### The records
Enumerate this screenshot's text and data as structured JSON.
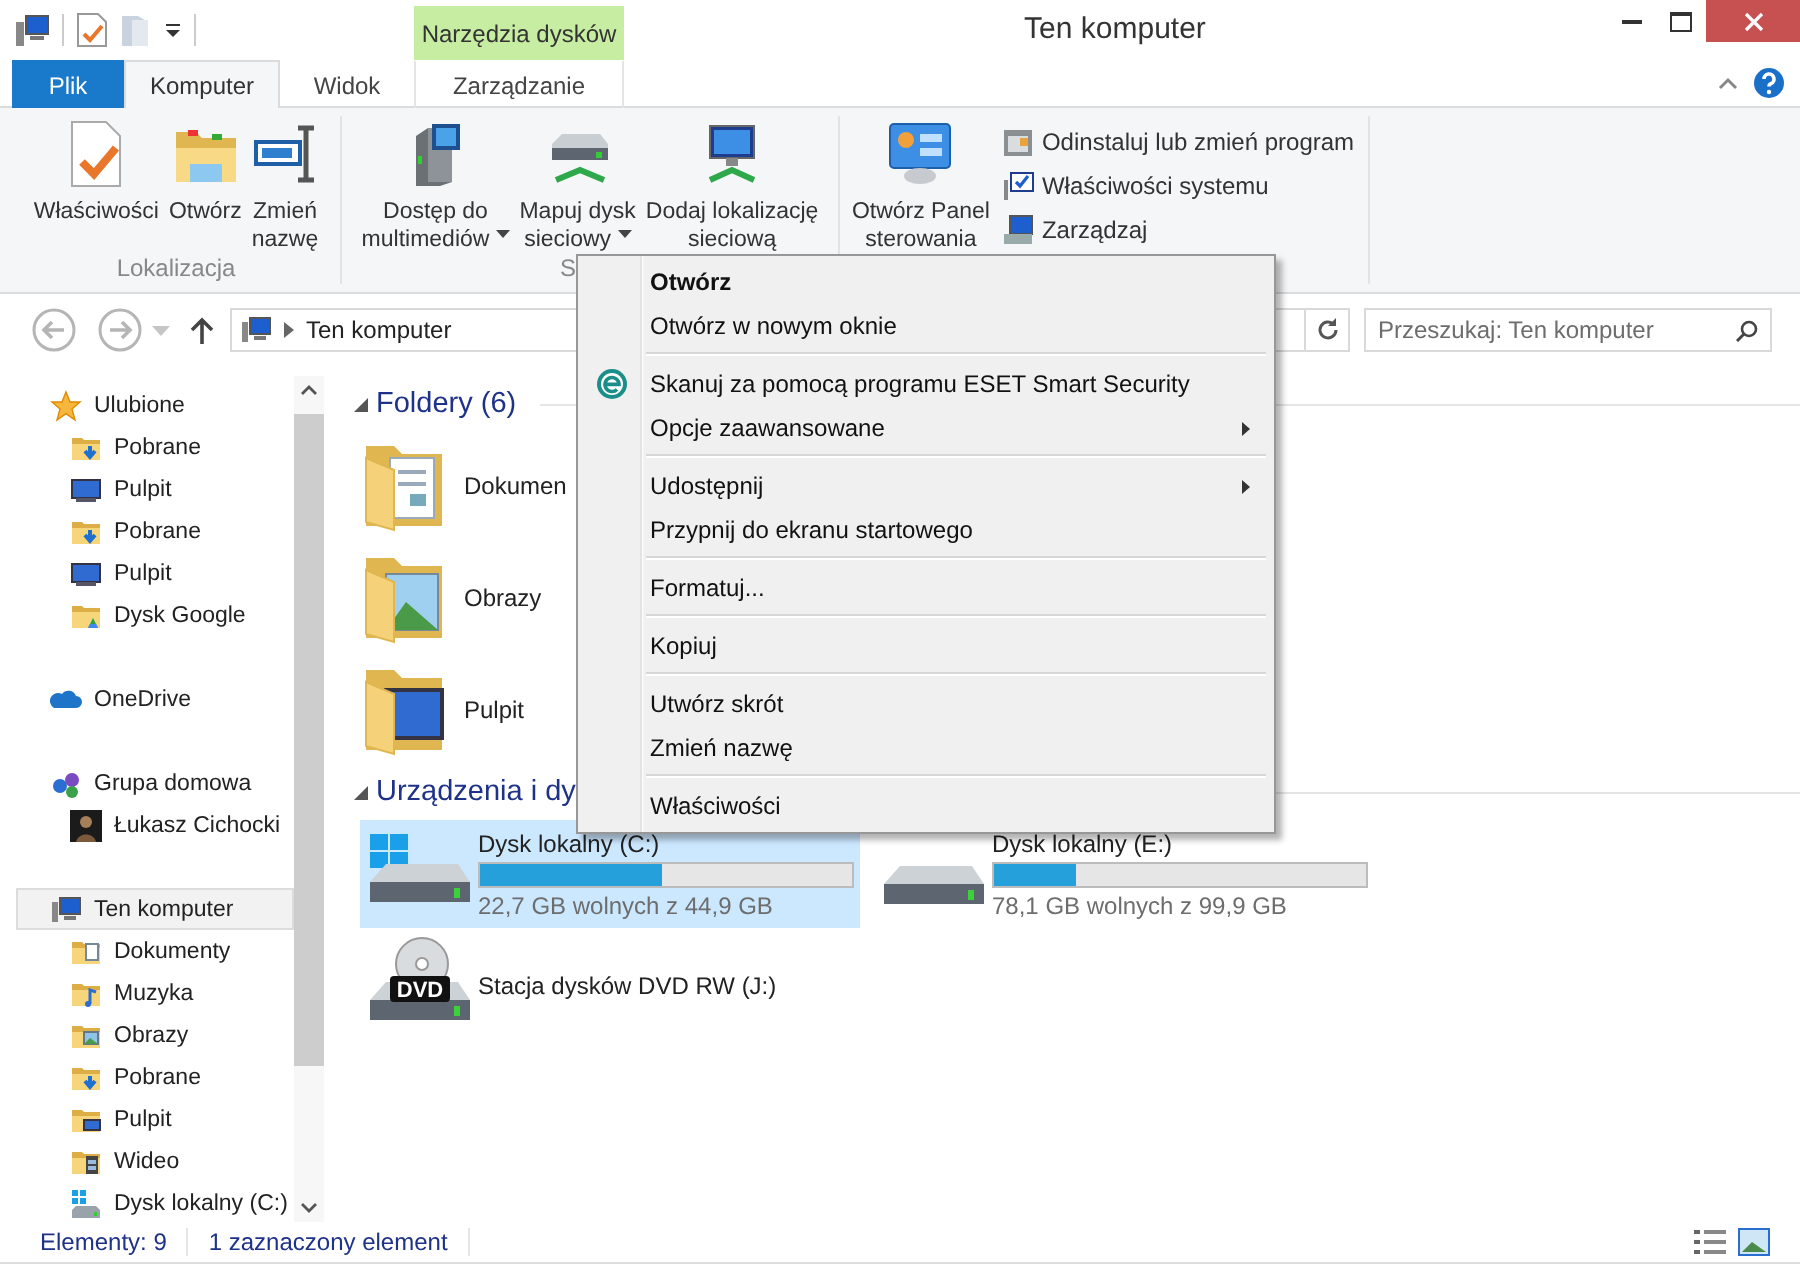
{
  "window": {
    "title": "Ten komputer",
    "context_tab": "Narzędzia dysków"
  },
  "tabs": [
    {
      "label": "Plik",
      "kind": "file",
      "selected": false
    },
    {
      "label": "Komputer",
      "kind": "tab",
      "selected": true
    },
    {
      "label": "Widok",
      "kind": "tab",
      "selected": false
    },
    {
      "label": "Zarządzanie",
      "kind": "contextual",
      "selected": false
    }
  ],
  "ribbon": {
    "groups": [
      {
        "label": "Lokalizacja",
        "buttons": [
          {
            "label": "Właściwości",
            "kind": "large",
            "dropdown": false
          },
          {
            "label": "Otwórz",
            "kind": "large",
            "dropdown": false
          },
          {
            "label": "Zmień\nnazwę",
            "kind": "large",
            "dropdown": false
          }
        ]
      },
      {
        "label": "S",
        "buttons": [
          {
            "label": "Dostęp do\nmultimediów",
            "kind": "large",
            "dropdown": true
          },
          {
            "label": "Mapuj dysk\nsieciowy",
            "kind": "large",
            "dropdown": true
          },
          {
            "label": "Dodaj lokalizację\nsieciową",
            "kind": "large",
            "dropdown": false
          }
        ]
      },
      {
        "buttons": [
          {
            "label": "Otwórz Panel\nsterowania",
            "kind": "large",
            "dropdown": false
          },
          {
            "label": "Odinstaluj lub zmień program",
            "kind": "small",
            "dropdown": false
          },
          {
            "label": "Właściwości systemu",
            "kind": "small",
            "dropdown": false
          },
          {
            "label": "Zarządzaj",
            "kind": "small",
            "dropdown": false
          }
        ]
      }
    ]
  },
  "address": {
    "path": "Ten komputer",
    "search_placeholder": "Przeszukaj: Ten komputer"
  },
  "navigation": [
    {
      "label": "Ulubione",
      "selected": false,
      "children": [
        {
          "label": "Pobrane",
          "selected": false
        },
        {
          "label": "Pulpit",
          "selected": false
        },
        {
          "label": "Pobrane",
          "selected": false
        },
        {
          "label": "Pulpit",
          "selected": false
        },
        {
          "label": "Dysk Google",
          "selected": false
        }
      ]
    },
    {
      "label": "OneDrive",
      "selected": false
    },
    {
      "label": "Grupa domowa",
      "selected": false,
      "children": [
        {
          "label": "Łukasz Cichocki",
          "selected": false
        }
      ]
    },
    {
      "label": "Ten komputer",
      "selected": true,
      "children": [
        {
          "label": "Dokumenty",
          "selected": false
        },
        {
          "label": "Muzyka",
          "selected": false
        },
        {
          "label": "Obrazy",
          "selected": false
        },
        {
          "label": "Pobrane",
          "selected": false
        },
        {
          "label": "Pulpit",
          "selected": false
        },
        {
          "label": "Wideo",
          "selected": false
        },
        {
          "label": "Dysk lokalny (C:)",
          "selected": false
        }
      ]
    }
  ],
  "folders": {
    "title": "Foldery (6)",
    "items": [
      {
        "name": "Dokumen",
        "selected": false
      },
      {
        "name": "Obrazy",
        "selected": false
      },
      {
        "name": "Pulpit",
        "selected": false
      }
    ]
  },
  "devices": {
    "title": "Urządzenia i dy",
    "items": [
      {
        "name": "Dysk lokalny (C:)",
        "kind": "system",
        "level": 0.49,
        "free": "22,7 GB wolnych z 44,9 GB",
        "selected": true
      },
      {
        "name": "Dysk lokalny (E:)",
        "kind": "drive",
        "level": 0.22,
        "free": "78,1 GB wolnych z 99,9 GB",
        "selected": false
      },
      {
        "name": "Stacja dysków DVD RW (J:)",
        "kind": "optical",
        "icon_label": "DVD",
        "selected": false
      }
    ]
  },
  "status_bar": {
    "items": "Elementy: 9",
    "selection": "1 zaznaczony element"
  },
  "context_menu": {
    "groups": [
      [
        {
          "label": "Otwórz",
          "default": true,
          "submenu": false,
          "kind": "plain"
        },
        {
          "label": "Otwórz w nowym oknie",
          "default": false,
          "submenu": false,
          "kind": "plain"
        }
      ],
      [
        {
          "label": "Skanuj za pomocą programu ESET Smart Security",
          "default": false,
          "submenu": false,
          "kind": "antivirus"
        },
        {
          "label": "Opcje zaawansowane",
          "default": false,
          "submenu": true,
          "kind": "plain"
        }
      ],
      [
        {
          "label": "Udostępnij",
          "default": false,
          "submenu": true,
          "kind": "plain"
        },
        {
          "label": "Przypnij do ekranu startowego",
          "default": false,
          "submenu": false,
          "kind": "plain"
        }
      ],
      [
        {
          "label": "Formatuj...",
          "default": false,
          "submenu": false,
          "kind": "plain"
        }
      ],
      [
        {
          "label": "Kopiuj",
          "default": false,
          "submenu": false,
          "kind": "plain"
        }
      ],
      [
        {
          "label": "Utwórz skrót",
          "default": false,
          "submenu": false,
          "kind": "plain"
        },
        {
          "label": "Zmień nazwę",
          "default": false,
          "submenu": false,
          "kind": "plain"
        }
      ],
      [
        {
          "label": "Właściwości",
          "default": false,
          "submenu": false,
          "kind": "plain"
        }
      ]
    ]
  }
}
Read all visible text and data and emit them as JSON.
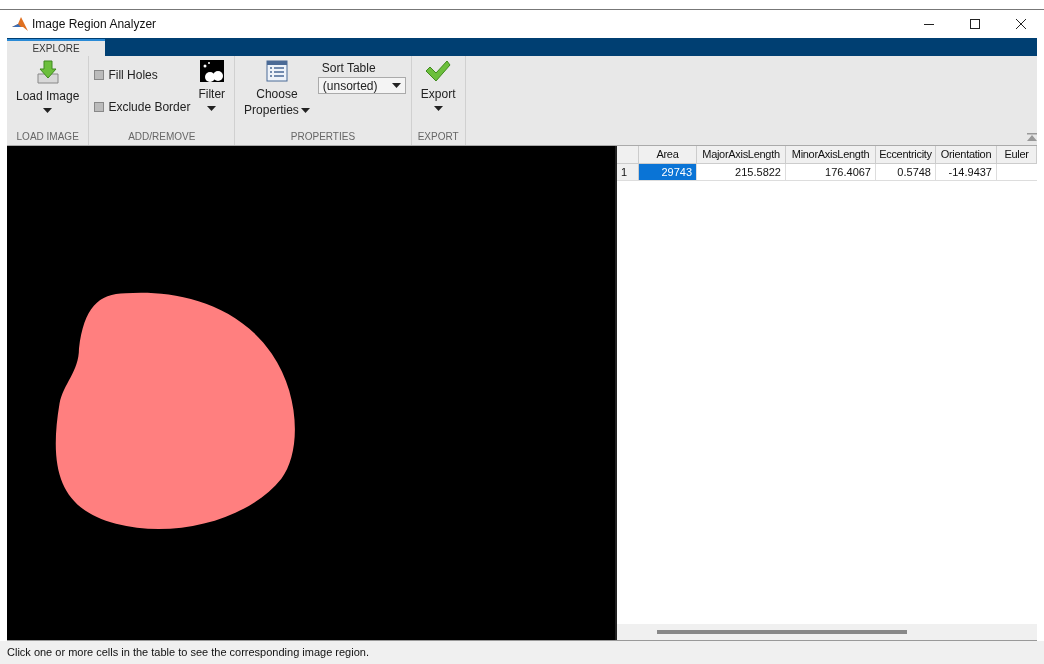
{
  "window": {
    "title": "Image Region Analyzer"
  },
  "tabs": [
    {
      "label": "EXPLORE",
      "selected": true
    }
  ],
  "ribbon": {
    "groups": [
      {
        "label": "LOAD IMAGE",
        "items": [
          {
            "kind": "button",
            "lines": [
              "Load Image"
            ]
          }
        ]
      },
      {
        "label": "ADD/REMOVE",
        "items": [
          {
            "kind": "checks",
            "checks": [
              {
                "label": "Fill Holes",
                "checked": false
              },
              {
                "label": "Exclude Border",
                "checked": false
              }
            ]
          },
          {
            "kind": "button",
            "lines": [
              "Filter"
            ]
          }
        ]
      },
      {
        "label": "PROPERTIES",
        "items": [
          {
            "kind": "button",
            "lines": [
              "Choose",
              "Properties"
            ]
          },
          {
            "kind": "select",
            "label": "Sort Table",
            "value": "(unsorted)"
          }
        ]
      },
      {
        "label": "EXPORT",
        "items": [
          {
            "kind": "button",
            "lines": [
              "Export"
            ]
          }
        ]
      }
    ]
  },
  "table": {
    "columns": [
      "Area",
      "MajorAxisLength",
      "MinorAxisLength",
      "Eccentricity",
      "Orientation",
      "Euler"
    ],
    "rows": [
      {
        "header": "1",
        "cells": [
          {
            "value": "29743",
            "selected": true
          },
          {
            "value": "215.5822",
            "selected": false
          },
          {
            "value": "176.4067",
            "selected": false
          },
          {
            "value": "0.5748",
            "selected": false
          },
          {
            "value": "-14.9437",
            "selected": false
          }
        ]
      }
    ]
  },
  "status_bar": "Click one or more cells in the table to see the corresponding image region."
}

### What the exercise asks
Lines of the material above that contain the string "lokalny" must be counted; respond with the total alone.

### Result of this exercise
3